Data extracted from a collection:
##########
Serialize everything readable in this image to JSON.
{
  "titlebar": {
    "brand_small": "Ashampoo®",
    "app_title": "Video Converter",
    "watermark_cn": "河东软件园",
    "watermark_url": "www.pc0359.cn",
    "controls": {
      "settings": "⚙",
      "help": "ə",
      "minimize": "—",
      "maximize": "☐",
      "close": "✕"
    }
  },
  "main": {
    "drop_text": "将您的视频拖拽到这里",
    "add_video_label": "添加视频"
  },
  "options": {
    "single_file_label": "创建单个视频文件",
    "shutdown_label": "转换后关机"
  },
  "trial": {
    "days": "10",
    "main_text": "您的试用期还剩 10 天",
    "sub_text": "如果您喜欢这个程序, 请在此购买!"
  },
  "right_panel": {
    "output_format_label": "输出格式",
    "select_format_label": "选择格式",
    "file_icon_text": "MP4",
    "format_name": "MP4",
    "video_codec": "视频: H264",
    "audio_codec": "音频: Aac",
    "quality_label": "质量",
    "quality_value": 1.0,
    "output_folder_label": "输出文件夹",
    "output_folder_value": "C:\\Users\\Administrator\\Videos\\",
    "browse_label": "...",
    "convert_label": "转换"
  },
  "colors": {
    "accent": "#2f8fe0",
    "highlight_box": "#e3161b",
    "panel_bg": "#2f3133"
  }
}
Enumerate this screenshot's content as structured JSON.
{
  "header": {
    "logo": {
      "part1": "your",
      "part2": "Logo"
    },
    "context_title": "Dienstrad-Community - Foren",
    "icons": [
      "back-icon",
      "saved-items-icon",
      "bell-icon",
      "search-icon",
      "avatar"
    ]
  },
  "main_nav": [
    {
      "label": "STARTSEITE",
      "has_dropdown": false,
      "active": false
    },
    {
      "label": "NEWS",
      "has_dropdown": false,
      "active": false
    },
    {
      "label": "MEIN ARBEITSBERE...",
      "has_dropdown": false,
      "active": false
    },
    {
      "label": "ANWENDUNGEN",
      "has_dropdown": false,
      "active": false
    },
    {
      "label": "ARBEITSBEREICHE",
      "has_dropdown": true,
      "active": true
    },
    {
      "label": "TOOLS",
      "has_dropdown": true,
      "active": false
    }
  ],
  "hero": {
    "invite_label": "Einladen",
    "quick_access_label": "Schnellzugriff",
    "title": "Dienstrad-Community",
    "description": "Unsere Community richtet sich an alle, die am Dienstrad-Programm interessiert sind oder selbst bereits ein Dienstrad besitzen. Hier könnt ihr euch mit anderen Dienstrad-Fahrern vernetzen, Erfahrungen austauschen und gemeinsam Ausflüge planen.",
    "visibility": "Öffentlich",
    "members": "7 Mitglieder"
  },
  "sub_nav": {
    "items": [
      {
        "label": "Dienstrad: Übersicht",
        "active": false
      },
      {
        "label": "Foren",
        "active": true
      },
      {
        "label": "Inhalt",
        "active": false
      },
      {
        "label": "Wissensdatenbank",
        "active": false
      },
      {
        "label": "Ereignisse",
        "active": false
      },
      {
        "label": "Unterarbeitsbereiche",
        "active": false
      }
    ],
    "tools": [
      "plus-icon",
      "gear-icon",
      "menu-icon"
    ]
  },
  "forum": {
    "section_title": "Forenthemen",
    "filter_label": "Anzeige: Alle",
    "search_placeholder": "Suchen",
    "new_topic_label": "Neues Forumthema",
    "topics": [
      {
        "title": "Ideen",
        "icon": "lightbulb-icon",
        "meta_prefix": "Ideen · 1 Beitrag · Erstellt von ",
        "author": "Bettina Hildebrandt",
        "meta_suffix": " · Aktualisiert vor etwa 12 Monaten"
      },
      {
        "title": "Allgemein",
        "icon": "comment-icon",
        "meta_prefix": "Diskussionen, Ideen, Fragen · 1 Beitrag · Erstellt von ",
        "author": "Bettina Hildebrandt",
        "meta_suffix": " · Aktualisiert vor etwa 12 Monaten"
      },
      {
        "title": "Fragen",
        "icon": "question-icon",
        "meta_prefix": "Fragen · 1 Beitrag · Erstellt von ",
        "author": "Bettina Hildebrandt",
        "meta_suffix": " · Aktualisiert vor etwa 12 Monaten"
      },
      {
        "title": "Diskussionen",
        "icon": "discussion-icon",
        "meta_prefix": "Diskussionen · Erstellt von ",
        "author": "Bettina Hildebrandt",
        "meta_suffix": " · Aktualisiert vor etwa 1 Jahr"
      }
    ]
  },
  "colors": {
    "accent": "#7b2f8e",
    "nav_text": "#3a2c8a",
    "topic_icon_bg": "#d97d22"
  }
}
##########
Repeat every entry exactly, please.

§ **Exercise response**
Serialize everything readable in this image to JSON.
{
  "titlebar": {
    "brand_small": "Ashampoo®",
    "app_title": "Video Converter",
    "watermark_cn": "河东软件园",
    "watermark_url": "www.pc0359.cn",
    "controls": {
      "settings": "⚙",
      "help": "ə",
      "minimize": "—",
      "maximize": "☐",
      "close": "✕"
    }
  },
  "main": {
    "drop_text": "将您的视频拖拽到这里",
    "add_video_label": "添加视频"
  },
  "options": {
    "single_file_label": "创建单个视频文件",
    "shutdown_label": "转换后关机"
  },
  "trial": {
    "days": "10",
    "main_text": "您的试用期还剩 10 天",
    "sub_text": "如果您喜欢这个程序, 请在此购买!"
  },
  "right_panel": {
    "output_format_label": "输出格式",
    "select_format_label": "选择格式",
    "file_icon_text": "MP4",
    "format_name": "MP4",
    "video_codec": "视频: H264",
    "audio_codec": "音频: Aac",
    "quality_label": "质量",
    "quality_value": 1.0,
    "output_folder_label": "输出文件夹",
    "output_folder_value": "C:\\Users\\Administrator\\Videos\\",
    "browse_label": "...",
    "convert_label": "转换"
  },
  "colors": {
    "accent": "#2f8fe0",
    "highlight_box": "#e3161b",
    "panel_bg": "#2f3133"
  }
}
Enumerate this screenshot's content as structured JSON.
{
  "header": {
    "logo": {
      "part1": "your",
      "part2": "Logo"
    },
    "context_title": "Dienstrad-Community - Foren",
    "icons": [
      "back-icon",
      "saved-items-icon",
      "bell-icon",
      "search-icon",
      "avatar"
    ]
  },
  "main_nav": [
    {
      "label": "STARTSEITE",
      "has_dropdown": false,
      "active": false
    },
    {
      "label": "NEWS",
      "has_dropdown": false,
      "active": false
    },
    {
      "label": "MEIN ARBEITSBERE...",
      "has_dropdown": false,
      "active": false
    },
    {
      "label": "ANWENDUNGEN",
      "has_dropdown": false,
      "active": false
    },
    {
      "label": "ARBEITSBEREICHE",
      "has_dropdown": true,
      "active": true
    },
    {
      "label": "TOOLS",
      "has_dropdown": true,
      "active": false
    }
  ],
  "hero": {
    "invite_label": "Einladen",
    "quick_access_label": "Schnellzugriff",
    "title": "Dienstrad-Community",
    "description": "Unsere Community richtet sich an alle, die am Dienstrad-Programm interessiert sind oder selbst bereits ein Dienstrad besitzen. Hier könnt ihr euch mit anderen Dienstrad-Fahrern vernetzen, Erfahrungen austauschen und gemeinsam Ausflüge planen.",
    "visibility": "Öffentlich",
    "members": "7 Mitglieder"
  },
  "sub_nav": {
    "items": [
      {
        "label": "Dienstrad: Übersicht",
        "active": false
      },
      {
        "label": "Foren",
        "active": true
      },
      {
        "label": "Inhalt",
        "active": false
      },
      {
        "label": "Wissensdatenbank",
        "active": false
      },
      {
        "label": "Ereignisse",
        "active": false
      },
      {
        "label": "Unterarbeitsbereiche",
        "active": false
      }
    ],
    "tools": [
      "plus-icon",
      "gear-icon",
      "menu-icon"
    ]
  },
  "forum": {
    "section_title": "Forenthemen",
    "filter_label": "Anzeige: Alle",
    "search_placeholder": "Suchen",
    "new_topic_label": "Neues Forumthema",
    "topics": [
      {
        "title": "Ideen",
        "icon": "lightbulb-icon",
        "meta_prefix": "Ideen · 1 Beitrag · Erstellt von ",
        "author": "Bettina Hildebrandt",
        "meta_suffix": " · Aktualisiert vor etwa 12 Monaten"
      },
      {
        "title": "Allgemein",
        "icon": "comment-icon",
        "meta_prefix": "Diskussionen, Ideen, Fragen · 1 Beitrag · Erstellt von ",
        "author": "Bettina Hildebrandt",
        "meta_suffix": " · Aktualisiert vor etwa 12 Monaten"
      },
      {
        "title": "Fragen",
        "icon": "question-icon",
        "meta_prefix": "Fragen · 1 Beitrag · Erstellt von ",
        "author": "Bettina Hildebrandt",
        "meta_suffix": " · Aktualisiert vor etwa 12 Monaten"
      },
      {
        "title": "Diskussionen",
        "icon": "discussion-icon",
        "meta_prefix": "Diskussionen · Erstellt von ",
        "author": "Bettina Hildebrandt",
        "meta_suffix": " · Aktualisiert vor etwa 1 Jahr"
      }
    ]
  },
  "colors": {
    "accent": "#7b2f8e",
    "nav_text": "#3a2c8a",
    "topic_icon_bg": "#d97d22"
  }
}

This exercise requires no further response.